Set exercise 1
Decide whether each statement agrees with the passage on application performance monitoring, answering yes or no and quoting the deciding words of the passage: (a) The network-based APM approach depends on agents installed on application servers. (b) Conventional APM solutions reflect performance as developers and testers see it in a controlled environment. (c) The passage says the user interface should require many specialists to carry out an investigation.
Set exercise 2
In the records below, write out everything from the line containing "annotation-badge xyxy=(365,259,391,285)" down to the line containing "candle-body xyxy=(335,240,357,277)", including both of those lines.

Passage to read
# # # # #

A great deal of network monitoring solutions and tools can address the requirement of robust APM. As published in my last blog, network carries packets between two identifies (IP, Mac address etc.) encapsulating data/transaction/user request/response etc. following appropriate protocols can enable APM solution to decipher overall performance and related data points to further analysis. Such new network-based APM approach is basically agentless system taps into network devices and watches network content and traffic as it flows across the enterprise, analyzing application response times and identifying errors using wire protocols. It’s a departure from conventional approaches to APM, which used agents installed on application servers to obtain a sample of performance metrics from a select number of points throughout the IT environment, including LAN, WAN and any relevant databases to see where a legacy application was being tripped up. APM is evolving and growing rapidly, shifting from the legacy of monitoring the network or specific infrastructure components to one ensuring the user experience performs well. The increased use of the Web, cloud and mobile applications demand complex products for network engineers and managers to track their performance. The robust APM framework should pull people together to carry out investigation and analysis so that all of IT staff can understand and embrace the underlying data points. Conventional APM solution is based upon what developers/testers see performance in a controlled environment as opposed to network based APM solution that is based upon real world situation by tapping directly into the network. We have to aggressively transform old and conventional approach to the newly real world network based APM else we would not be able to gauge performance and act proactively to respond fast evolving IT landscape. APM tool must have the capability to cut across all components and reflect summarized view with an ability to drill down and locate issues to specific set of components. User interface and related features should let any IT players to carry out investigation without requiring many of specialists.

# # # # #

[Element and region listings]

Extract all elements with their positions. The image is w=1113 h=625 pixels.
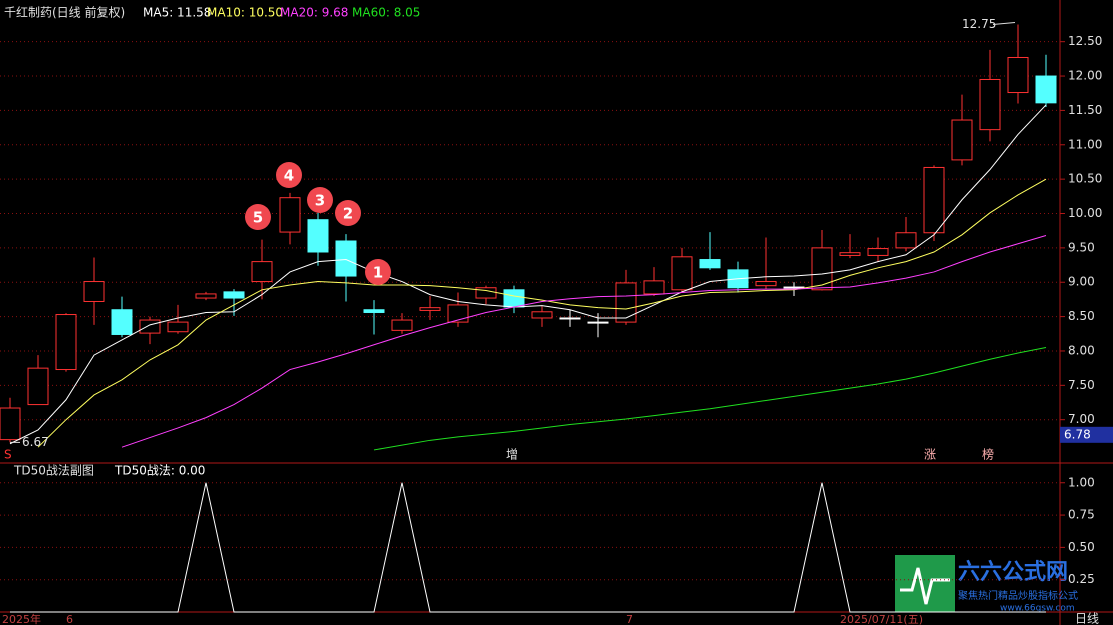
annotation-badge xyxy=(365,259,391,285)
price-tag-box xyxy=(1060,426,1113,443)
annotation-badge xyxy=(307,187,333,213)
candle-body xyxy=(111,309,133,335)
y-tick-label: 9.00 xyxy=(1068,275,1095,289)
candle-body xyxy=(643,280,665,295)
candle-body xyxy=(391,319,413,331)
logo-url: www.66gsw.com xyxy=(1000,604,1075,614)
candle-body xyxy=(27,367,49,406)
candle-body xyxy=(251,261,273,283)
logo-name: 六六公式网 xyxy=(958,560,1068,585)
annotation-number: 5 xyxy=(253,209,263,227)
y-tick-label: 10.50 xyxy=(1068,172,1102,186)
x-axis-label: 2025年 xyxy=(2,612,41,625)
y-tick-label: 11.00 xyxy=(1068,137,1102,151)
candle-body xyxy=(951,119,973,161)
chart-title: 千红制药(日线 前复权) xyxy=(4,5,125,20)
ma-line xyxy=(10,482,1046,613)
candle-body xyxy=(699,259,721,269)
event-marker: 增 xyxy=(506,448,518,462)
candle-body xyxy=(195,293,217,299)
min-price-label: 6.67 xyxy=(22,435,49,449)
candle-body xyxy=(167,321,189,333)
candle-body xyxy=(671,256,693,291)
candle-body xyxy=(447,304,469,323)
annotation-number: 2 xyxy=(343,205,353,223)
y-tick-label: 9.50 xyxy=(1068,240,1095,254)
candle-body xyxy=(335,240,357,277)
x-axis-label: 2025/07/11(五) xyxy=(840,613,923,625)
y-tick-label: 7.00 xyxy=(1068,412,1095,426)
y-tick-label: 12.00 xyxy=(1068,69,1102,83)
legend-entry: MA20: 9.68 xyxy=(280,6,348,20)
annotation-number: 1 xyxy=(373,264,383,282)
candle-body xyxy=(531,311,553,319)
candle-body xyxy=(1007,56,1029,94)
y-tick-label: 8.50 xyxy=(1068,309,1095,323)
price-tag: 6.78 xyxy=(1064,427,1091,441)
y-tick-label: 7.50 xyxy=(1068,378,1095,392)
candle-body xyxy=(811,247,833,291)
annotation-number: 3 xyxy=(315,192,325,210)
candle-body xyxy=(503,289,525,308)
ma-line xyxy=(121,235,1047,448)
candle-body xyxy=(755,281,777,287)
event-marker: 榜 xyxy=(982,447,994,462)
sub-chart-title: TD50战法副图 xyxy=(13,464,94,478)
event-marker: 涨 xyxy=(924,447,936,462)
candle-body xyxy=(363,309,385,313)
candle-body xyxy=(223,291,245,299)
candle-body xyxy=(139,319,161,334)
candle-body xyxy=(475,287,497,299)
y-tick-label: 0.50 xyxy=(1068,540,1095,554)
logo-slogan: 聚焦热门精品炒股指标公式 xyxy=(958,589,1078,602)
legend-entry: MA10: 10.50 xyxy=(207,6,283,20)
legend-entry: TD50战法: 0.00 xyxy=(114,464,205,478)
logo-icon xyxy=(900,567,950,605)
legend-entry: MA5: 11.58 xyxy=(143,6,211,20)
candle-body xyxy=(783,286,805,289)
y-tick-label: 0.75 xyxy=(1068,508,1095,522)
annotation-badge xyxy=(245,204,271,230)
ma-line xyxy=(373,347,1047,451)
candle-body xyxy=(419,307,441,311)
ma-line xyxy=(37,178,1047,448)
y-tick-label: 12.50 xyxy=(1068,34,1102,48)
candle-body xyxy=(587,321,609,324)
candle-body xyxy=(279,197,301,233)
candle-body xyxy=(895,232,917,249)
annotation-badge xyxy=(276,162,302,188)
candle-body xyxy=(615,282,637,323)
y-tick-label: 10.00 xyxy=(1068,206,1102,220)
y-tick-label: 8.00 xyxy=(1068,343,1095,357)
ma-line xyxy=(9,104,1047,445)
annotation-number: 4 xyxy=(284,167,294,185)
candle-body xyxy=(0,407,21,441)
candle-body xyxy=(307,219,329,253)
x-axis-label: 7 xyxy=(626,613,633,625)
candle-body xyxy=(867,248,889,256)
max-price-label: 12.75 xyxy=(962,17,996,31)
candle-body xyxy=(839,252,861,256)
candle-body xyxy=(923,166,945,234)
candle-body xyxy=(559,317,581,320)
y-tick-label: 0.25 xyxy=(1068,572,1095,586)
x-axis-label: 6 xyxy=(66,613,73,625)
legend-entry: MA60: 8.05 xyxy=(352,6,420,20)
max-price-arrow xyxy=(992,21,1016,25)
period-label: 日线 xyxy=(1075,612,1099,625)
candle-body xyxy=(83,281,105,302)
candle-body xyxy=(979,78,1001,131)
y-tick-label: 1.00 xyxy=(1068,475,1095,489)
annotation-badge xyxy=(335,200,361,226)
candle-body xyxy=(1035,75,1057,104)
candle-body xyxy=(55,314,77,371)
event-marker: S xyxy=(4,448,12,462)
y-tick-label: 11.50 xyxy=(1068,103,1102,117)
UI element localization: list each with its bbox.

# # # # #

Exercise result 1
(a) No: "Such new network-based APM approach is basically agentless system taps into network devices"
(b) Yes: "Conventional APM solution is based upon what developers/testers see performance in a controlled environment"
(c) No: "User interface and related features should let any IT players to carry out investigation without requiring many of specialists."

Exercise result 2
annotation-badge xyxy=(365,259,391,285)
price-tag-box xyxy=(1060,426,1113,443)
annotation-badge xyxy=(307,187,333,213)
candle-body xyxy=(111,309,133,335)
y-tick-label: 9.00 xyxy=(1068,275,1095,289)
candle-body xyxy=(643,280,665,295)
candle-body xyxy=(391,319,413,331)
logo-url: www.66gsw.com xyxy=(1000,604,1075,614)
candle-body xyxy=(27,367,49,406)
candle-body xyxy=(251,261,273,283)
logo-name: 六六公式网 xyxy=(958,560,1068,585)
annotation-number: 5 xyxy=(253,209,263,227)
y-tick-label: 10.50 xyxy=(1068,172,1102,186)
x-axis-label: 2025年 xyxy=(2,612,41,625)
y-tick-label: 11.00 xyxy=(1068,137,1102,151)
candle-body xyxy=(951,119,973,161)
chart-title: 千红制药(日线 前复权) xyxy=(4,5,125,20)
ma-line xyxy=(10,482,1046,613)
candle-body xyxy=(699,259,721,269)
event-marker: 增 xyxy=(506,448,518,462)
candle-body xyxy=(195,293,217,299)
min-price-label: 6.67 xyxy=(22,435,49,449)
candle-body xyxy=(167,321,189,333)
candle-body xyxy=(671,256,693,291)
candle-body xyxy=(447,304,469,323)
annotation-number: 2 xyxy=(343,205,353,223)
y-tick-label: 9.50 xyxy=(1068,240,1095,254)
candle-body xyxy=(335,240,357,277)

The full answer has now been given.